[Dataset records]
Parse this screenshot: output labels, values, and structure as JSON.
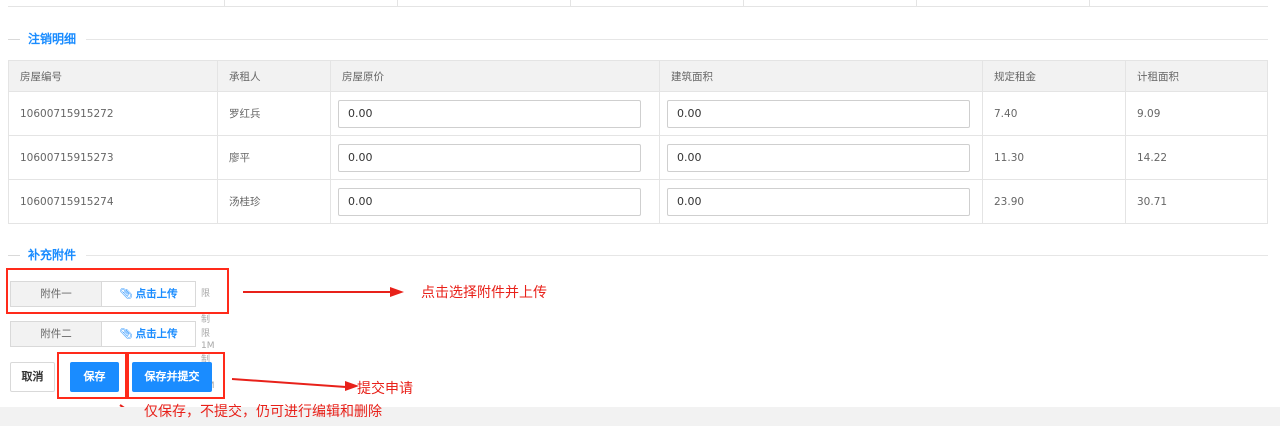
{
  "sections": {
    "cancel_detail_title": "注销明细",
    "attachments_title": "补充附件"
  },
  "table": {
    "headers": [
      "房屋编号",
      "承租人",
      "房屋原价",
      "建筑面积",
      "规定租金",
      "计租面积"
    ],
    "rows": [
      {
        "house_no": "10600715915272",
        "tenant": "罗红兵",
        "original_price": "0.00",
        "floor_area": "0.00",
        "rent": "7.40",
        "rent_area": "9.09"
      },
      {
        "house_no": "10600715915273",
        "tenant": "廖平",
        "original_price": "0.00",
        "floor_area": "0.00",
        "rent": "11.30",
        "rent_area": "14.22"
      },
      {
        "house_no": "10600715915274",
        "tenant": "汤桂珍",
        "original_price": "0.00",
        "floor_area": "0.00",
        "rent": "23.90",
        "rent_area": "30.71"
      }
    ]
  },
  "attachments": [
    {
      "name": "附件一",
      "upload_label": "点击上传",
      "limit": "限制1M"
    },
    {
      "name": "附件二",
      "upload_label": "点击上传",
      "limit": "限制1M"
    }
  ],
  "buttons": {
    "cancel": "取消",
    "save": "保存",
    "save_submit": "保存并提交"
  },
  "annotations": {
    "upload_note": "点击选择附件并上传",
    "submit_note": "提交申请",
    "save_note": "仅保存，不提交，仍可进行编辑和删除"
  },
  "colors": {
    "accent": "#1a8cff",
    "annotation_red": "#e8211a"
  }
}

* _TASK GOAL_: Reproduce the whole listing above word for word, but not its pictures.

* _OUTPUT FOR THIS EXERCISE_:
Parse this screenshot: output labels, values, and structure as JSON.
{
  "sections": {
    "cancel_detail_title": "注销明细",
    "attachments_title": "补充附件"
  },
  "table": {
    "headers": [
      "房屋编号",
      "承租人",
      "房屋原价",
      "建筑面积",
      "规定租金",
      "计租面积"
    ],
    "rows": [
      {
        "house_no": "10600715915272",
        "tenant": "罗红兵",
        "original_price": "0.00",
        "floor_area": "0.00",
        "rent": "7.40",
        "rent_area": "9.09"
      },
      {
        "house_no": "10600715915273",
        "tenant": "廖平",
        "original_price": "0.00",
        "floor_area": "0.00",
        "rent": "11.30",
        "rent_area": "14.22"
      },
      {
        "house_no": "10600715915274",
        "tenant": "汤桂珍",
        "original_price": "0.00",
        "floor_area": "0.00",
        "rent": "23.90",
        "rent_area": "30.71"
      }
    ]
  },
  "attachments": [
    {
      "name": "附件一",
      "upload_label": "点击上传",
      "limit": "限制1M"
    },
    {
      "name": "附件二",
      "upload_label": "点击上传",
      "limit": "限制1M"
    }
  ],
  "buttons": {
    "cancel": "取消",
    "save": "保存",
    "save_submit": "保存并提交"
  },
  "annotations": {
    "upload_note": "点击选择附件并上传",
    "submit_note": "提交申请",
    "save_note": "仅保存，不提交，仍可进行编辑和删除"
  },
  "colors": {
    "accent": "#1a8cff",
    "annotation_red": "#e8211a"
  }
}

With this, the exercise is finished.